» **Information provided**:
- - -
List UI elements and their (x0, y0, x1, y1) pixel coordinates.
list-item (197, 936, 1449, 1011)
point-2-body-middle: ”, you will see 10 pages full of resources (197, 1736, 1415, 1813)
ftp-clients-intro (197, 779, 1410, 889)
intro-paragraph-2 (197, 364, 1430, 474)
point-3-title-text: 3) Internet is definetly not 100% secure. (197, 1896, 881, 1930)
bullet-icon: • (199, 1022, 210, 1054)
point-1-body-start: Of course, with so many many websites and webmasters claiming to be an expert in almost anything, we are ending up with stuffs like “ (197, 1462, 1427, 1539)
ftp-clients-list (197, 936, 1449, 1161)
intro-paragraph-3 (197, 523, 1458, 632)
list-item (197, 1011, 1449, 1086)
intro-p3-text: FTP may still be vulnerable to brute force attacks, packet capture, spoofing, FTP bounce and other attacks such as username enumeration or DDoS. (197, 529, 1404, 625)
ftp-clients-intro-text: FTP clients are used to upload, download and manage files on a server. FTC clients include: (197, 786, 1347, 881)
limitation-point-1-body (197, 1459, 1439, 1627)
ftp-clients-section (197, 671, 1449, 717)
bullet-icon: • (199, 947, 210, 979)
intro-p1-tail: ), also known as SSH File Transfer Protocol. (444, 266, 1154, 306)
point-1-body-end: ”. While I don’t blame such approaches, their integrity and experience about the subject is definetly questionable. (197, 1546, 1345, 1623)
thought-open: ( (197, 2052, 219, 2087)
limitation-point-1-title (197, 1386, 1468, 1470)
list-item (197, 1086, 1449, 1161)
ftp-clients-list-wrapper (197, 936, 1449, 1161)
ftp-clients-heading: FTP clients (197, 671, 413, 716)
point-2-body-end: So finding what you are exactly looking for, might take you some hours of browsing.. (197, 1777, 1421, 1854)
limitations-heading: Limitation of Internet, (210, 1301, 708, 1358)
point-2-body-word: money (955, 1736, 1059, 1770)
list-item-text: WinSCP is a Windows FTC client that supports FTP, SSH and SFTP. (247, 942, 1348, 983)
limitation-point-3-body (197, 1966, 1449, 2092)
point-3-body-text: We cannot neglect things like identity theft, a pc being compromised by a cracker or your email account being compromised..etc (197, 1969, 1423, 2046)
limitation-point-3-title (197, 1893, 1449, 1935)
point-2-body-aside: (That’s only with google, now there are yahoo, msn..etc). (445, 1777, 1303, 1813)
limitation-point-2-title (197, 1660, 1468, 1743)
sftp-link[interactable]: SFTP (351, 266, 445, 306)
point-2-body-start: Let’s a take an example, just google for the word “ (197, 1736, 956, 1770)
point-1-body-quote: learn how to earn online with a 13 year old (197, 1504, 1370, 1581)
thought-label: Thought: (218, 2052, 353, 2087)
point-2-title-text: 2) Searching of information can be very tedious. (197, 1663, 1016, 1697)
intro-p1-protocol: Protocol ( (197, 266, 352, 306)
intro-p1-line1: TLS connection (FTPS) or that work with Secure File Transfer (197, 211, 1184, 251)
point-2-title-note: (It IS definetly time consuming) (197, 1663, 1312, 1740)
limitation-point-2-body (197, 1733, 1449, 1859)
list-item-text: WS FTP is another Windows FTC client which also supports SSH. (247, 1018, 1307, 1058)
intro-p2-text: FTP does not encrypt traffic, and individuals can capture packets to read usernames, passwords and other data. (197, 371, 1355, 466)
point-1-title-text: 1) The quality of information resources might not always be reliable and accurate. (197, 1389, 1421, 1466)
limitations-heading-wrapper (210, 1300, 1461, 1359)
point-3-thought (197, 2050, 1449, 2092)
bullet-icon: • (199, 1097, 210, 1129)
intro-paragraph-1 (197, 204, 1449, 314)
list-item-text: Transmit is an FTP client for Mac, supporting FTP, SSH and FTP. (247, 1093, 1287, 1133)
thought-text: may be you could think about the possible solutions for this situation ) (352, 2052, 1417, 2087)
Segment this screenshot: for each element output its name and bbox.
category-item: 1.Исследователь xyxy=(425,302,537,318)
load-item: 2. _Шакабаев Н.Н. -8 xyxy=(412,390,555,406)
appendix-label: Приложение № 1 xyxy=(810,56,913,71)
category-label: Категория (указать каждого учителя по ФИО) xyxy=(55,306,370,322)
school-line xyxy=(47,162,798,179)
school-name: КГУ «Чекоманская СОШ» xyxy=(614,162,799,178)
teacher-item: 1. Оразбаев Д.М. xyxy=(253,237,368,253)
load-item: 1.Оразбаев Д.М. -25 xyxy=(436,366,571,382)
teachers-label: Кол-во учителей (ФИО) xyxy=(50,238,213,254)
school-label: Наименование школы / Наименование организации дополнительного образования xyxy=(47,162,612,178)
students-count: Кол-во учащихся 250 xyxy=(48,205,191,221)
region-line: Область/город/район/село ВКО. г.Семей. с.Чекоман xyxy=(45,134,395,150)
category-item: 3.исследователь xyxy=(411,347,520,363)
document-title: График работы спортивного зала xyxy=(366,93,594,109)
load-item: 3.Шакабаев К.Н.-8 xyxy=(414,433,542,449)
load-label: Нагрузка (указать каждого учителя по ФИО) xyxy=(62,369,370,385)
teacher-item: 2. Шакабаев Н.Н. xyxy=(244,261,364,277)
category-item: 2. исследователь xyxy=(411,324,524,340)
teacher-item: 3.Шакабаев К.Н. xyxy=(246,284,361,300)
- - -
» **Written task**: Please arrange all the lines above as a numbered list, leaving out any blank ones.

» **Written response**:
1. List UI elements and their (x0, y0, x1, y1) pixel coordinates.
2. list-item (197, 936, 1449, 1011)
3. point-2-body-middle: ”, you will see 10 pages full of resources (197, 1736, 1415, 1813)
4. ftp-clients-intro (197, 779, 1410, 889)
5. intro-paragraph-2 (197, 364, 1430, 474)
6. point-3-title-text: 3) Internet is definetly not 100% secure. (197, 1896, 881, 1930)
7. bullet-icon: • (199, 1022, 210, 1054)
8. point-1-body-start: Of course, with so many many websites and webmasters claiming to be an expert in almost anything, we are ending up with stuffs like “ (197, 1462, 1427, 1539)
9. ftp-clients-list (197, 936, 1449, 1161)
10. intro-paragraph-3 (197, 523, 1458, 632)
11. list-item (197, 1011, 1449, 1086)
12. intro-p3-text: FTP may still be vulnerable to brute force attacks, packet capture, spoofing, FTP bounce and other attacks such as username enumeration or DDoS. (197, 529, 1404, 625)
13. ftp-clients-intro-text: FTP clients are used to upload, download and manage files on a server. FTC clients include: (197, 786, 1347, 881)
14. limitation-point-1-body (197, 1459, 1439, 1627)
15. ftp-clients-section (197, 671, 1449, 717)
16. bullet-icon: • (199, 947, 210, 979)
17. intro-p1-tail: ), also known as SSH File Transfer Protocol. (444, 266, 1154, 306)
18. point-1-body-end: ”. While I don’t blame such approaches, their integrity and experience about the subject is definetly questionable. (197, 1546, 1345, 1623)
19. thought-open: ( (197, 2052, 219, 2087)
20. limitation-point-1-title (197, 1386, 1468, 1470)
21. list-item (197, 1086, 1449, 1161)
22. ftp-clients-list-wrapper (197, 936, 1449, 1161)
23. ftp-clients-heading: FTP clients (197, 671, 413, 716)
24. point-2-body-end: So finding what you are exactly looking for, might take you some hours of browsing.. (197, 1777, 1421, 1854)
25. limitations-heading: Limitation of Internet, (210, 1301, 708, 1358)
26. point-2-body-word: money (955, 1736, 1059, 1770)
27. list-item-text: WinSCP is a Windows FTC client that supports FTP, SSH and SFTP. (247, 942, 1348, 983)
28. limitation-point-3-body (197, 1966, 1449, 2092)
29. point-3-body-text: We cannot neglect things like identity theft, a pc being compromised by a cracker or your email account being compromised..etc (197, 1969, 1423, 2046)
30. limitation-point-3-title (197, 1893, 1449, 1935)
31. point-2-body-aside: (That’s only with google, now there are yahoo, msn..etc). (445, 1777, 1303, 1813)
32. limitation-point-2-title (197, 1660, 1468, 1743)
33. sftp-link[interactable]: SFTP (351, 266, 445, 306)
34. point-2-body-start: Let’s a take an example, just google for the word “ (197, 1736, 956, 1770)
35. point-1-body-quote: learn how to earn online with a 13 year old (197, 1504, 1370, 1581)
36. thought-label: Thought: (218, 2052, 353, 2087)
37. point-2-title-text: 2) Searching of information can be very tedious. (197, 1663, 1016, 1697)
38. intro-p1-protocol: Protocol ( (197, 266, 352, 306)
39. intro-p1-line1: TLS connection (FTPS) or that work with Secure File Transfer (197, 211, 1184, 251)
40. point-2-title-note: (It IS definetly time consuming) (197, 1663, 1312, 1740)
41. limitation-point-2-body (197, 1733, 1449, 1859)
42. list-item-text: WS FTP is another Windows FTC client which also supports SSH. (247, 1018, 1307, 1058)
43. intro-p2-text: FTP does not encrypt traffic, and individuals can capture packets to read usernames, passwords and other data. (197, 371, 1355, 466)
44. point-1-title-text: 1) The quality of information resources might not always be reliable and accurate. (197, 1389, 1421, 1466)
45. limitations-heading-wrapper (210, 1300, 1461, 1359)
46. point-3-thought (197, 2050, 1449, 2092)
47. bullet-icon: • (199, 1097, 210, 1129)
48. intro-paragraph-1 (197, 204, 1449, 314)
49. list-item-text: Transmit is an FTP client for Mac, supporting FTP, SSH and FTP. (247, 1093, 1287, 1133)
50. thought-text: may be you could think about the possible solutions for this situation ) (352, 2052, 1417, 2087)
51. Segment this screenshot: for each element output its name and bbox.
52. category-item: 1.Исследователь xyxy=(425,302,537,318)
53. load-item: 2. _Шакабаев Н.Н. -8 xyxy=(412,390,555,406)
54. appendix-label: Приложение № 1 xyxy=(810,56,913,71)
55. category-label: Категория (указать каждого учителя по ФИО) xyxy=(55,306,370,322)
56. school-line xyxy=(47,162,798,179)
57. school-name: КГУ «Чекоманская СОШ» xyxy=(614,162,799,178)
58. teacher-item: 1. Оразбаев Д.М. xyxy=(253,237,368,253)
59. load-item: 1.Оразбаев Д.М. -25 xyxy=(436,366,571,382)
60. teachers-label: Кол-во учителей (ФИО) xyxy=(50,238,213,254)
61. school-label: Наименование школы / Наименование организации дополнительного образования xyxy=(47,162,612,178)
62. students-count: Кол-во учащихся 250 xyxy=(48,205,191,221)
63. region-line: Область/город/район/село ВКО. г.Семей. с.Чекоман xyxy=(45,134,395,150)
64. category-item: 3.исследователь xyxy=(411,347,520,363)
65. document-title: График работы спортивного зала xyxy=(366,93,594,109)
66. load-item: 3.Шакабаев К.Н.-8 xyxy=(414,433,542,449)
67. load-label: Нагрузка (указать каждого учителя по ФИО) xyxy=(62,369,370,385)
68. teacher-item: 2. Шакабаев Н.Н. xyxy=(244,261,364,277)
69. category-item: 2. исследователь xyxy=(411,324,524,340)
70. teacher-item: 3.Шакабаев К.Н. xyxy=(246,284,361,300)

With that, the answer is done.